[Dataset entries on figures]
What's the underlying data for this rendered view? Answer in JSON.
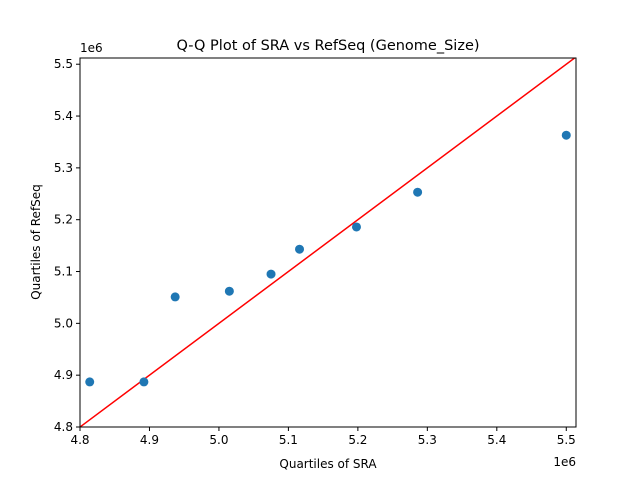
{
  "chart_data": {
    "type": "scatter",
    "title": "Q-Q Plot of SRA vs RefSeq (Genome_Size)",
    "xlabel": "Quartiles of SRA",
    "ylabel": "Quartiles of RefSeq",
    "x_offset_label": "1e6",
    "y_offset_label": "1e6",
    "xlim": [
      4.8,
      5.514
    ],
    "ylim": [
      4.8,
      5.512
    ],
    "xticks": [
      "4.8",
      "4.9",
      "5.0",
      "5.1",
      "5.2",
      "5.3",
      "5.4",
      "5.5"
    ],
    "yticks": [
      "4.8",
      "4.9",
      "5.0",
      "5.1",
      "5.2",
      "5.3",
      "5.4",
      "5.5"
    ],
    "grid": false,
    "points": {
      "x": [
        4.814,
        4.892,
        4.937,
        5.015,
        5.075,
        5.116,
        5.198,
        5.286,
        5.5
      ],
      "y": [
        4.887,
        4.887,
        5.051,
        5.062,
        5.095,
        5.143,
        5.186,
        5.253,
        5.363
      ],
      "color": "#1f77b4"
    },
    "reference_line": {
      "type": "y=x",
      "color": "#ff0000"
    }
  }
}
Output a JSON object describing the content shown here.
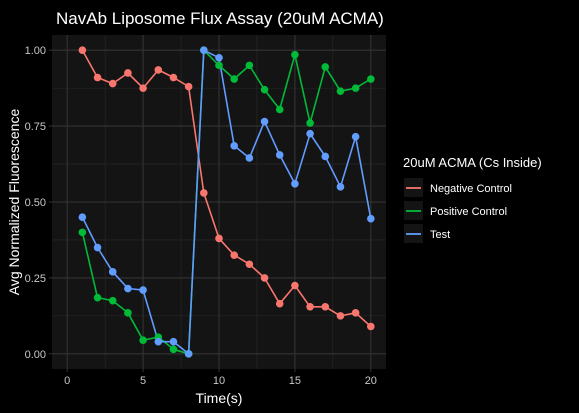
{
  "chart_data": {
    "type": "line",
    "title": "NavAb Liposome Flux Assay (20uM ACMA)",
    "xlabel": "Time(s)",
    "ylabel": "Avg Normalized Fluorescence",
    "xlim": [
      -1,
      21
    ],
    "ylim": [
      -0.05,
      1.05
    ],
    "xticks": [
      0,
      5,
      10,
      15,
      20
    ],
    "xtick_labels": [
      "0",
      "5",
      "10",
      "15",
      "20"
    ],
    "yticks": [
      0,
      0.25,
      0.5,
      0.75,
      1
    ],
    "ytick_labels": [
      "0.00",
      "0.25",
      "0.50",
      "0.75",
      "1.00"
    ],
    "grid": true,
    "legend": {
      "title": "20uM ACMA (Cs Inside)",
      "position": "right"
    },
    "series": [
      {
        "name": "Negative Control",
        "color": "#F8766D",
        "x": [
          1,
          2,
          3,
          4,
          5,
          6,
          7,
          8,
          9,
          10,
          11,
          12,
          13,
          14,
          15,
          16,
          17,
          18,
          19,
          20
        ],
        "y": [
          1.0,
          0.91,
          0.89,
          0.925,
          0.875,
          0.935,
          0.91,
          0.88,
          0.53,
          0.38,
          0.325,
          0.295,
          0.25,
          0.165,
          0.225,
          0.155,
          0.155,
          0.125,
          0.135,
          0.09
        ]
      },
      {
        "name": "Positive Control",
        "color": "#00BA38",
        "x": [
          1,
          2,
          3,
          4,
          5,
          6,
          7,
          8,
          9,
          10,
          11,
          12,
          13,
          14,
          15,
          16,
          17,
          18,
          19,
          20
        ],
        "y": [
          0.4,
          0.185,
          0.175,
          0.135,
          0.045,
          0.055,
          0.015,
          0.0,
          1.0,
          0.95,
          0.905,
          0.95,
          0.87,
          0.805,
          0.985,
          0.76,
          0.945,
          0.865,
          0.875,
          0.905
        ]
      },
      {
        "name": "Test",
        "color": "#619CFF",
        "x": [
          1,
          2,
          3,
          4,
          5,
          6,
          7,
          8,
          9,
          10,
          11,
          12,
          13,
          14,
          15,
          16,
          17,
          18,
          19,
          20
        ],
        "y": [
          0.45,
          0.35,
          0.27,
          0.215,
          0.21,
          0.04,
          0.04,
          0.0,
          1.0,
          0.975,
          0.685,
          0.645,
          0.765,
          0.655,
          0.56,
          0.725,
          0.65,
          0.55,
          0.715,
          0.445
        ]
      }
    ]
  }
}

▸ **What is required**
Whenever the word "title" occurs in a line of the records, that line counts toward the total; state the total only.

▸ **Task output**
3